=== Text section ===
— Start —

In other words, when the parameters are negative I would print a descending star in the length of the input minus one, and when the parameters are positive I would print the ascending star in the length of the input.
I've thought about Using a flag, but not instead of 2 integers.
Maybe if I'd add another flag and have 2 integers and a flag then I could solve it, but as I said, I tried to limit myself to 2 integers.
What I'm starting to think is that there is no way to pass the information required to print an ascending star in this method without using more than 2 integers and recursion.
But I'm still not so sure about that, hence the question.
I came up with:
void PrintTriangle(int size, int indent)
{
switch(size) {
case 0:
if (indent > 1) PrintTriangle(size, indent-1);
putchar('*');
break;
case 1:
PrintTriangle(size-1, indent+1);
putchar('\n');
break;
default:
PrintTriangle(1, indent);
PrintTriangle(size-1, indent+1);
PrintTriangle(1, indent);
break; }
}
int main()
{
PrintTriangle(6, 0);
return 0;
}
as a quick first attempt. Seems to do the job.
size is the size of the triangle to print, and indent is the number of extra stars to print before each row of the triangle. size==0 means just print indent stars and no newline (used to print the indent before the triangle)
If you want something a bit more compact, you could rewrite this as:
void PrintTriangle(int size, int indent)
{
if (size <= 0) {
if (indent > 1) PrintTriangle(size, indent-1);
putchar('*');
} else {
if (size > 1) PrintTriangle(1, indent);
PrintTriangle(size-1, indent+1);
if (size > 1) PrintTriangle(1, indent);
else putchar('\n'); }
}
Anything done with loops can be done with recursion with the same number of variables. You just have to tease out what is the state, and pass that updated state in a recursive call, instead of looping.

— End —

=== Required work ===
(1) Echo, word for word, the stretch of the recursion thread from "I've thought about" through "to 2 integers.".
(2) Duplicate exactly the stretch of the entries from the line that contains "user-icon[interactable] bbox=[1486, 483, 1492, 489]" through the line that contains "nav-item[interactable]: 我的资产 bbox=[82, 295, 122, 306]", including both of those lines. Give only those lines.

=== Visual layout entries ===
— Start —

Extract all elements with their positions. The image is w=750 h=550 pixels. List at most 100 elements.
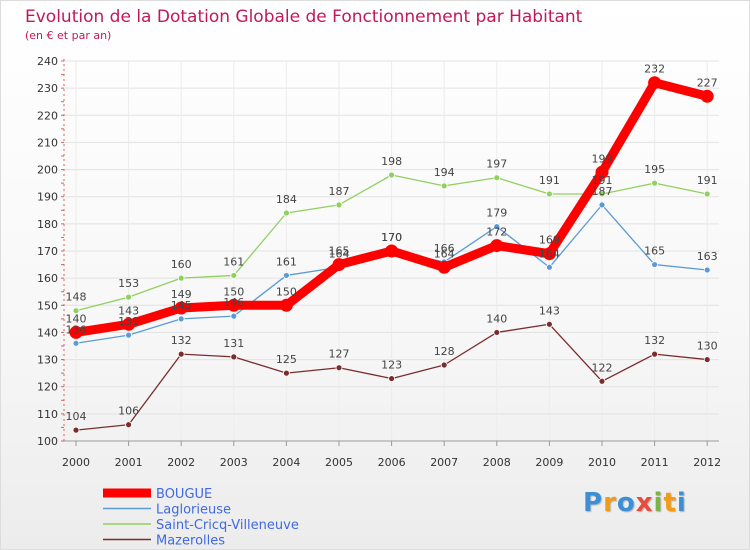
data-point (227, 298, 241, 312)
x-tick-label: 2004 (272, 456, 300, 469)
data-label: 160 (171, 258, 192, 271)
data-point (546, 190, 553, 198)
y-tick-label: 190 (37, 191, 58, 204)
data-label: 132 (171, 334, 192, 347)
data-label: 191 (592, 174, 613, 187)
logo-letter: i (653, 488, 664, 518)
data-label: 150 (276, 285, 297, 298)
data-label: 140 (66, 312, 87, 325)
legend-label: Mazerolles (156, 534, 225, 549)
x-tick-label: 2008 (483, 456, 511, 469)
data-label: 139 (118, 315, 139, 328)
data-point (122, 317, 136, 331)
data-label: 191 (539, 174, 560, 187)
data-label: 128 (434, 345, 455, 358)
chart-title: Evolution de la Dotation Globale de Fonc… (25, 7, 583, 27)
data-point (595, 165, 609, 179)
data-label: 187 (592, 185, 613, 198)
y-tick-label: 180 (37, 218, 58, 231)
x-tick-label: 2003 (220, 456, 248, 469)
data-point (700, 89, 714, 103)
data-label: 106 (118, 405, 139, 418)
data-label: 123 (381, 359, 402, 372)
data-point (598, 377, 606, 385)
data-point (651, 261, 658, 268)
data-point (282, 209, 290, 217)
data-point (72, 426, 80, 434)
data-point (648, 76, 662, 90)
data-point (335, 364, 343, 372)
data-point (542, 247, 556, 261)
x-tick-label: 2002 (167, 456, 195, 469)
data-point (72, 307, 80, 315)
data-label: 195 (644, 163, 665, 176)
data-label: 194 (434, 166, 455, 179)
x-tick-label: 2011 (641, 456, 669, 469)
data-label: 199 (592, 152, 613, 165)
y-tick-label: 110 (37, 408, 58, 421)
data-label: 165 (644, 245, 665, 258)
data-label: 187 (329, 185, 350, 198)
x-tick-label: 2007 (430, 456, 458, 469)
logo-letter: o (616, 488, 636, 518)
data-label: 172 (486, 226, 507, 239)
data-point (651, 350, 658, 358)
y-tick-label: 200 (37, 164, 58, 177)
data-label: 166 (434, 242, 455, 255)
proxiti-logo: Proxiti (583, 488, 687, 518)
data-point (598, 190, 606, 198)
data-point (174, 301, 188, 315)
data-label: 184 (276, 193, 297, 206)
data-point (385, 244, 399, 258)
data-label: 136 (66, 323, 87, 336)
y-tick-label: 130 (37, 354, 58, 367)
data-point (546, 263, 553, 271)
data-label: 164 (539, 247, 560, 260)
data-point (388, 171, 396, 179)
x-tick-label: 2006 (378, 456, 406, 469)
data-label: 146 (223, 296, 244, 309)
data-point (230, 272, 238, 279)
legend: BOUGUELaglorieuseSaint-Cricq-VilleneuveM… (103, 487, 299, 549)
data-label: 227 (697, 76, 718, 89)
data-label: 197 (486, 158, 507, 171)
y-tick-label: 220 (37, 109, 58, 122)
data-label: 161 (276, 255, 297, 268)
x-tick-label: 2010 (588, 456, 616, 469)
y-tick-label: 150 (37, 299, 58, 312)
data-label: 170 (381, 231, 402, 244)
data-label: 191 (697, 174, 718, 187)
data-label: 145 (171, 299, 192, 312)
legend-label: Saint-Cricq-Villeneuve (156, 518, 299, 533)
y-tick-label: 170 (37, 245, 58, 258)
data-point (440, 182, 448, 190)
data-point (651, 179, 658, 187)
data-label: 131 (223, 337, 244, 350)
data-label-layer: 140 143 149 150 150 165 170 164 172 169 199 232 227 1… (66, 63, 718, 423)
data-point (125, 421, 132, 429)
x-tick-label: 2012 (693, 456, 721, 469)
data-label: 132 (644, 334, 665, 347)
data-label: 130 (697, 340, 718, 353)
y-tick-label: 230 (37, 82, 58, 95)
data-point (440, 361, 448, 369)
data-point (125, 331, 132, 339)
data-label: 149 (171, 288, 192, 301)
y-tick-label: 160 (37, 272, 58, 285)
data-point (177, 350, 185, 358)
data-point (72, 339, 80, 347)
y-tick-label: 210 (37, 136, 58, 149)
data-label: 125 (276, 353, 297, 366)
y-tick-label: 120 (37, 381, 58, 394)
data-label: 165 (329, 245, 350, 258)
data-label: 179 (486, 207, 507, 220)
data-point (282, 272, 290, 279)
legend-label: BOUGUE (156, 487, 212, 502)
data-label: 169 (539, 234, 560, 247)
logo-letter: P (583, 488, 604, 518)
data-point (125, 293, 132, 301)
data-point (335, 201, 343, 209)
data-point (493, 223, 501, 230)
data-label: 170 (381, 231, 402, 244)
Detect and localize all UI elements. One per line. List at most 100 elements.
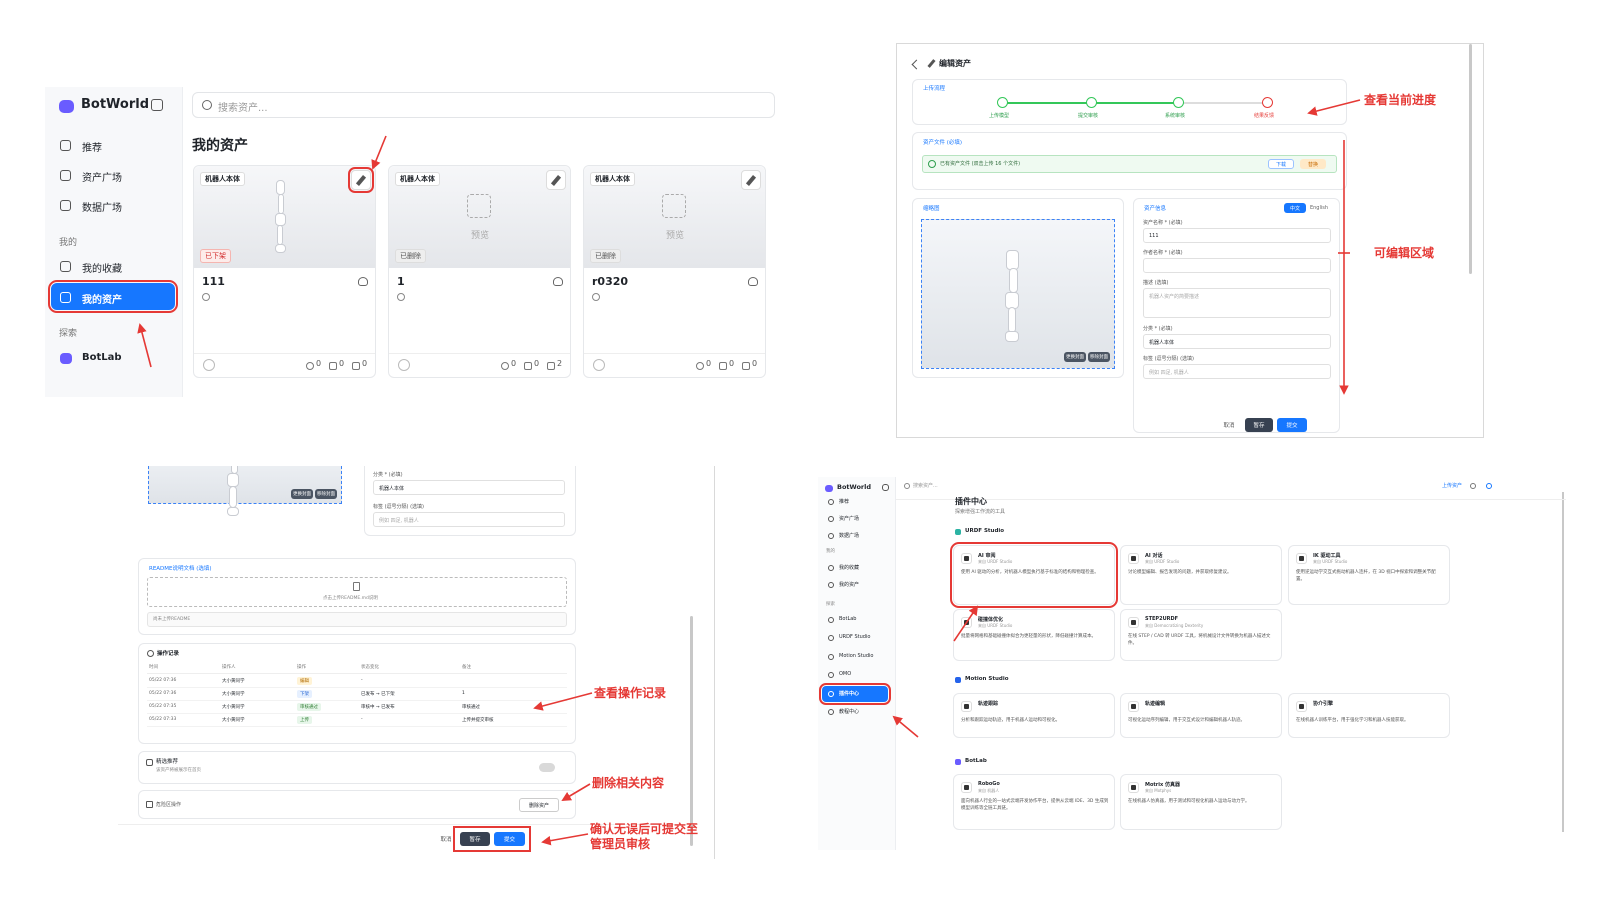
user-icon[interactable] bbox=[1486, 483, 1492, 489]
scrollbar bbox=[690, 616, 693, 846]
page-title: 我的资产 bbox=[192, 138, 248, 154]
plugin-card[interactable]: AI 对话 来自 URDF Studio 讨论模型编辑、报告发现的问题，并获取修复建… bbox=[1120, 545, 1282, 605]
plugin-icon bbox=[961, 701, 972, 712]
step-dot bbox=[1262, 97, 1273, 108]
download-button[interactable]: 下载 bbox=[1268, 159, 1294, 169]
thumbnail-button[interactable]: 移除封面 bbox=[315, 489, 337, 499]
stat-stars: 0 bbox=[534, 359, 540, 368]
plugin-icon bbox=[1128, 617, 1139, 628]
nav-item[interactable]: 推荐 bbox=[839, 499, 850, 505]
nav-item[interactable]: 数据广场 bbox=[839, 533, 860, 539]
nav-item[interactable]: 资产广场 bbox=[839, 516, 860, 522]
field-input[interactable] bbox=[1143, 258, 1331, 273]
delete-button[interactable]: 删除资产 bbox=[519, 798, 559, 812]
log-note: 上传并提交审核 bbox=[462, 718, 494, 723]
nav-item[interactable]: 插件中心 bbox=[839, 691, 860, 697]
icon bbox=[828, 709, 834, 715]
status-badge: 已下架 bbox=[200, 249, 231, 263]
step-dot bbox=[997, 97, 1008, 108]
botlab-logo bbox=[60, 353, 72, 364]
nav-item[interactable]: 我的收藏 bbox=[839, 565, 860, 571]
language-toggle[interactable]: 中文 bbox=[1284, 203, 1306, 213]
field-input[interactable]: 机器人本体 bbox=[373, 480, 565, 495]
nav-item[interactable]: BotLab bbox=[82, 352, 122, 363]
scrollbar bbox=[1562, 492, 1564, 832]
nav-item[interactable]: 推荐 bbox=[82, 143, 102, 154]
footer-button[interactable]: 取消 bbox=[440, 837, 452, 843]
stat-likes: 0 bbox=[316, 359, 322, 368]
plugin-icon-glyph bbox=[1299, 556, 1304, 561]
card-footer bbox=[389, 353, 570, 354]
step-label: 结果反馈 bbox=[1254, 113, 1275, 119]
thumbnail-button[interactable]: 移除封面 bbox=[1088, 352, 1110, 362]
settings-icon[interactable] bbox=[1470, 483, 1476, 489]
files-label: 资产文件 (必填) bbox=[923, 140, 963, 146]
stat-likes: 0 bbox=[511, 359, 517, 368]
featured-card: 精选推荐 该资产将被展示在首页 bbox=[138, 751, 576, 784]
warning-icon bbox=[146, 801, 153, 808]
plugin-card[interactable]: 轨迹跟踪 分析和跟踪运动轨迹，用于机器人运动和可视化。 bbox=[953, 693, 1115, 738]
group-name: Motion Studio bbox=[965, 676, 1009, 682]
nav-item[interactable]: 教程中心 bbox=[839, 709, 860, 715]
nav-item[interactable]: 我的资产 bbox=[82, 295, 122, 306]
plugin-card[interactable]: 碰撞体优化 来自 URDF Studio 批量将网格和基础碰撞体拟合为更轻量的形状，… bbox=[953, 609, 1115, 661]
upload-button[interactable]: 上传资产 bbox=[1442, 483, 1463, 489]
replace-button[interactable]: 替换 bbox=[1300, 159, 1326, 169]
robot-part bbox=[1005, 292, 1019, 309]
nav-item[interactable]: URDF Studio bbox=[839, 634, 871, 640]
field-input[interactable]: 例如 四足, 机器人 bbox=[1143, 364, 1331, 379]
back-arrow[interactable] bbox=[911, 59, 922, 70]
nav-item[interactable]: 我的收藏 bbox=[82, 264, 122, 275]
field-input[interactable]: 111 bbox=[1143, 228, 1331, 243]
edit-button[interactable] bbox=[348, 167, 374, 193]
log-user: 大小黄同学 bbox=[222, 718, 245, 723]
search-box[interactable]: 搜索资产... bbox=[192, 92, 775, 118]
heart-icon[interactable] bbox=[358, 277, 368, 286]
language-toggle[interactable]: English bbox=[1309, 205, 1329, 211]
plugin-card[interactable]: IK 驱动工具 来自 URDF Studio 使用逆运动学交互式拖动机器人连杆，在 … bbox=[1288, 545, 1450, 605]
nav-item[interactable]: Motion Studio bbox=[839, 653, 874, 659]
heart-icon[interactable] bbox=[748, 277, 758, 286]
annotation: 删除相关内容 bbox=[592, 776, 665, 790]
field-input[interactable]: 例如 四足, 机器人 bbox=[373, 512, 565, 527]
footer-button[interactable]: 暂存 bbox=[460, 832, 490, 846]
footer-button[interactable]: 暂存 bbox=[1245, 418, 1273, 432]
thumbnail-button[interactable]: 更换封面 bbox=[1064, 352, 1086, 362]
footer-button[interactable]: 提交 bbox=[1277, 418, 1307, 432]
nav-active[interactable] bbox=[48, 280, 178, 313]
footer-button[interactable]: 提交 bbox=[494, 832, 525, 846]
nav-item[interactable]: 数据广场 bbox=[82, 203, 122, 214]
featured-desc: 该资产将被展示在首页 bbox=[156, 768, 201, 773]
plugin-card[interactable]: 轨迹编辑 可视化运动序列编辑，用于交互式设计和编辑机器人轨迹。 bbox=[1120, 693, 1282, 738]
plugin-card[interactable]: RoboGo 来自 机器人 面向机器人行业的一站式云端开发协作平台，提供从云端 ID… bbox=[953, 774, 1115, 830]
log-header: 备注 bbox=[462, 665, 471, 670]
stat-stars: 0 bbox=[729, 359, 735, 368]
edit-button[interactable] bbox=[741, 170, 761, 190]
nav-active[interactable] bbox=[819, 683, 891, 705]
nav-item[interactable]: BotLab bbox=[839, 616, 857, 622]
nav-item[interactable]: 我的资产 bbox=[839, 582, 860, 588]
plugin-card[interactable]: 协介引擎 在线机器人训练平台，用于强化学习和机器人技能获取。 bbox=[1288, 693, 1450, 738]
plugin-card[interactable]: Motrix 仿真器 来自 Motphys 在线机器人仿真器，用于测试和可视化机器人… bbox=[1120, 774, 1282, 830]
plugin-card[interactable]: STEP2URDF 来自 Democratizing Dexterity 在线 ST… bbox=[1120, 609, 1282, 661]
stat-stars: 0 bbox=[339, 359, 345, 368]
robot-part bbox=[1009, 268, 1018, 294]
check-icon bbox=[928, 160, 936, 168]
stat-icon bbox=[352, 362, 360, 370]
readme-card: README说明文档 (选填) 点击上传README.md说明 尚未上传README bbox=[138, 558, 576, 635]
plugin-card[interactable]: AI 审阅 来自 URDF Studio 使用 AI 驱动的分析，对机器人模型执行基… bbox=[950, 542, 1118, 608]
field-input[interactable]: 机器人资产的简要描述 bbox=[1143, 288, 1331, 318]
field-placeholder: 例如 四足, 机器人 bbox=[1149, 370, 1189, 376]
plugin-desc: 批量将网格和基础碰撞体拟合为更轻量的形状，降低碰撞计算成本。 bbox=[961, 634, 1096, 639]
edit-button[interactable] bbox=[546, 170, 566, 190]
field-input[interactable]: 机器人本体 bbox=[1143, 334, 1331, 349]
featured-toggle[interactable] bbox=[539, 763, 555, 772]
footer-button[interactable]: 取消 bbox=[1223, 423, 1235, 429]
nav-item[interactable]: 资产广场 bbox=[82, 173, 122, 184]
nav-item[interactable]: OMO bbox=[839, 671, 852, 677]
asset-card: 预览 机器人本体 已删除 1 0 0 2 bbox=[388, 165, 571, 378]
heart-icon[interactable] bbox=[553, 277, 563, 286]
thumbnail-button[interactable]: 更换封面 bbox=[291, 489, 313, 499]
readme-upload[interactable]: 点击上传README.md说明 bbox=[147, 577, 567, 607]
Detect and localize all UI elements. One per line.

— End —

=== Problem solutions ===
(1)
I've thought about Using a flag, but not instead of 2 integers.
Maybe if I'd add another flag and have 2 integers and a flag then I could solve it, but as I said, I tried to limit myself to 2 integers.

(2)
user-icon[interactable] bbox=[1486, 483, 1492, 489]
scrollbar bbox=[690, 616, 693, 846]
page-title: 我的资产 bbox=[192, 138, 248, 154]
plugin-card[interactable]: AI 对话 来自 URDF Studio 讨论模型编辑、报告发现的问题，并获取修复建… bbox=[1120, 545, 1282, 605]
plugin-icon bbox=[961, 701, 972, 712]
step-dot bbox=[1262, 97, 1273, 108]
download-button[interactable]: 下载 bbox=[1268, 159, 1294, 169]
thumbnail-button[interactable]: 移除封面 bbox=[315, 489, 337, 499]
stat-stars: 0 bbox=[534, 359, 540, 368]
plugin-icon bbox=[1128, 617, 1139, 628]
nav-item[interactable]: 推荐 bbox=[839, 499, 850, 505]
nav-item[interactable]: 数据广场 bbox=[839, 533, 860, 539]
nav-item[interactable]: 资产广场 bbox=[839, 516, 860, 522]
field-input[interactable] bbox=[1143, 258, 1331, 273]
delete-button[interactable]: 删除资产 bbox=[519, 798, 559, 812]
log-note: 上传并提交审核 bbox=[462, 718, 494, 723]
nav-item[interactable]: 插件中心 bbox=[839, 691, 860, 697]
icon bbox=[828, 709, 834, 715]
status-badge: 已下架 bbox=[200, 249, 231, 263]
step-dot bbox=[997, 97, 1008, 108]
botlab-logo bbox=[60, 353, 72, 364]
nav-item[interactable]: 我的收藏 bbox=[839, 565, 860, 571]
language-toggle[interactable]: 中文 bbox=[1284, 203, 1306, 213]
field-input[interactable]: 机器人本体 bbox=[373, 480, 565, 495]
nav-item[interactable]: BotLab bbox=[82, 352, 122, 363]
scrollbar bbox=[1562, 492, 1564, 832]
nav-item[interactable]: 推荐 bbox=[82, 143, 102, 154]
footer-button[interactable]: 取消 bbox=[440, 837, 452, 843]
stat-likes: 0 bbox=[316, 359, 322, 368]
plugin-icon-glyph bbox=[1299, 556, 1304, 561]
card-footer bbox=[389, 353, 570, 354]
step-label: 结果反馈 bbox=[1254, 113, 1275, 119]
thumbnail-button[interactable]: 移除封面 bbox=[1088, 352, 1110, 362]
settings-icon[interactable] bbox=[1470, 483, 1476, 489]
files-label: 资产文件 (必填) bbox=[923, 140, 963, 146]
stat-likes: 0 bbox=[511, 359, 517, 368]
featured-card: 精选推荐 该资产将被展示在首页 bbox=[138, 751, 576, 784]
warning-icon bbox=[146, 801, 153, 808]
plugin-card[interactable]: 轨迹跟踪 分析和跟踪运动轨迹，用于机器人运动和可视化。 bbox=[953, 693, 1115, 738]
group-name: Motion Studio bbox=[965, 676, 1009, 682]
nav-item[interactable]: 教程中心 bbox=[839, 709, 860, 715]
nav-item[interactable]: 我的资产 bbox=[82, 295, 122, 306]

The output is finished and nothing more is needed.